## Exercise instructions
Your task is to locate every line holding the string "much" and to copy each of them.

☆ ☆ ☆

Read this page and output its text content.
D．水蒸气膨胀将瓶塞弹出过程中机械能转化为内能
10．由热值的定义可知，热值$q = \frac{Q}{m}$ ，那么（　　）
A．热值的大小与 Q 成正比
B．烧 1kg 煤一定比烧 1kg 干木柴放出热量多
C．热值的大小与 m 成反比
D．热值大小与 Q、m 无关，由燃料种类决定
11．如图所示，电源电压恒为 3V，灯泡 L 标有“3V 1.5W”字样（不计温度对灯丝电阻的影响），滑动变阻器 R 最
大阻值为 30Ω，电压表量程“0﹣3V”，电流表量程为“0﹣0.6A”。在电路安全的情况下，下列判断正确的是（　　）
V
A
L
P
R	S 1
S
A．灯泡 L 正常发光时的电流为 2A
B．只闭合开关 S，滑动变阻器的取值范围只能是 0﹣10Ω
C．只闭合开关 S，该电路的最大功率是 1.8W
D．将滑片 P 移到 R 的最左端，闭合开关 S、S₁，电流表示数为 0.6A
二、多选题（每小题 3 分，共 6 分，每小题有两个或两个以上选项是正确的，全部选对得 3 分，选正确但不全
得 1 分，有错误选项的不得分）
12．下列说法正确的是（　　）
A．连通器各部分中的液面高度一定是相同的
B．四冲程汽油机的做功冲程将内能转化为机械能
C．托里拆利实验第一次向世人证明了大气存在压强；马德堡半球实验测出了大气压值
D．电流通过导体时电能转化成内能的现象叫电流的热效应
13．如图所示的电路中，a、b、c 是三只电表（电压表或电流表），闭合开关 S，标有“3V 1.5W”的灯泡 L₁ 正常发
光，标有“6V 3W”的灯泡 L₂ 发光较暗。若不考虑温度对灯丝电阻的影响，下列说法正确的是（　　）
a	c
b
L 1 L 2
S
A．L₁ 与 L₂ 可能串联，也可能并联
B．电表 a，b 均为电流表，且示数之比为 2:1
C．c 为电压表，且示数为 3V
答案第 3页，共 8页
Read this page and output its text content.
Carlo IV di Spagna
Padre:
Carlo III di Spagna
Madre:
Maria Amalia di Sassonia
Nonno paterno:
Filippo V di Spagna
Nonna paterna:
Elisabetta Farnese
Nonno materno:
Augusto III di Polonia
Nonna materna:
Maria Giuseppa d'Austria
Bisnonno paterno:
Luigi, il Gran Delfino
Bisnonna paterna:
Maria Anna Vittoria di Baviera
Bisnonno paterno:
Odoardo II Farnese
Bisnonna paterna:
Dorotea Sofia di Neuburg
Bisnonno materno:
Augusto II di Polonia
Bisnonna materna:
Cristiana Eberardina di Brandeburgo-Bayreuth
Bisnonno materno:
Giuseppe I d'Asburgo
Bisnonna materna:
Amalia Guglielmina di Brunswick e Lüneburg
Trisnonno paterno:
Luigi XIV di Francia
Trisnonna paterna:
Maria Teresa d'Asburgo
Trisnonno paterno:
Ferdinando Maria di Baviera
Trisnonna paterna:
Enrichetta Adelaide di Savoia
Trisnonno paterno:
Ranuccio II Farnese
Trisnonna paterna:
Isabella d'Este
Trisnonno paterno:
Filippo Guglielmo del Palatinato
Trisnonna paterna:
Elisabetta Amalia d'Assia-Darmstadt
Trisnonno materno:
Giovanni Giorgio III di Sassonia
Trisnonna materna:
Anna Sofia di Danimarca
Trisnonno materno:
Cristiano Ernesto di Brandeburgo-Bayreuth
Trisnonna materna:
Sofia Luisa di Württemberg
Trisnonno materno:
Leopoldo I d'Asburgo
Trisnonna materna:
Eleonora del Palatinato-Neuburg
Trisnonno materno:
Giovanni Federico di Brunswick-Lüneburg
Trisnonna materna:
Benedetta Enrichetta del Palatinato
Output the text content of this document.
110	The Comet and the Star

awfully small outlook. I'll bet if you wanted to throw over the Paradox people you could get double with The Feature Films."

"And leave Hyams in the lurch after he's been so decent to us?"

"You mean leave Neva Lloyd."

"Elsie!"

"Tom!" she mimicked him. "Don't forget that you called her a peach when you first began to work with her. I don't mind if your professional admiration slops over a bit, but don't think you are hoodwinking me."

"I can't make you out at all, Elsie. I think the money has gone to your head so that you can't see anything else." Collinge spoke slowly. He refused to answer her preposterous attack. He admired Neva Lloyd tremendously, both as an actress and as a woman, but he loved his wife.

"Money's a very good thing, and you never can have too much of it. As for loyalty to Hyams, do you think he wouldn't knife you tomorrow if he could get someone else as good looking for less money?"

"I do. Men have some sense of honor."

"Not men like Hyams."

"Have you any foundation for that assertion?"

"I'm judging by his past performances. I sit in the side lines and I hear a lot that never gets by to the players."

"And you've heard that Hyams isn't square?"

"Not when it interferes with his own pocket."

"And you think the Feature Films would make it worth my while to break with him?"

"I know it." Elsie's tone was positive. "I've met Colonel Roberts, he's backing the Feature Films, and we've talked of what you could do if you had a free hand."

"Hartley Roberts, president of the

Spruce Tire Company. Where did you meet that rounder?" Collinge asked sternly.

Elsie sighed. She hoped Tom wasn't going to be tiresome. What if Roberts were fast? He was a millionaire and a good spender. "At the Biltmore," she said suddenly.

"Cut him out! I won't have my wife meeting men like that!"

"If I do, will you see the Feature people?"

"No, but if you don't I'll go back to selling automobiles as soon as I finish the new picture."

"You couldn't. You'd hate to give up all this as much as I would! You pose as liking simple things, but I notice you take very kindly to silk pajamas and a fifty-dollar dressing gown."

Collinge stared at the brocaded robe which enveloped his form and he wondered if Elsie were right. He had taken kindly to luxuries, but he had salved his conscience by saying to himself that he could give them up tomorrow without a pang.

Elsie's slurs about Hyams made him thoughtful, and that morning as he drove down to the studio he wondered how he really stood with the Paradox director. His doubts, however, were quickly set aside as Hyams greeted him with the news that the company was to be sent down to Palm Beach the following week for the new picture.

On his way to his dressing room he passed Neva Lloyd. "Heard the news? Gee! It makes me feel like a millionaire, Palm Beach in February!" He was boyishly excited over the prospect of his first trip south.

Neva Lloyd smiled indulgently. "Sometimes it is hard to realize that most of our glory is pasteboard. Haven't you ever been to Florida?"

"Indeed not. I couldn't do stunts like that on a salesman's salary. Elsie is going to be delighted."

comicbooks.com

☆ ☆ ☆

## Complete output
"Money's a very good thing, and you never can have too much of it. As for loyalty to Hyams, do you think he wouldn't knife you tomorrow if he could get someone else as good looking for less money?"
"You couldn't. You'd hate to give up all this as much as I would! You pose as liking simple things, but I notice you take very kindly to silk pajamas and a fifty-dollar dressing gown."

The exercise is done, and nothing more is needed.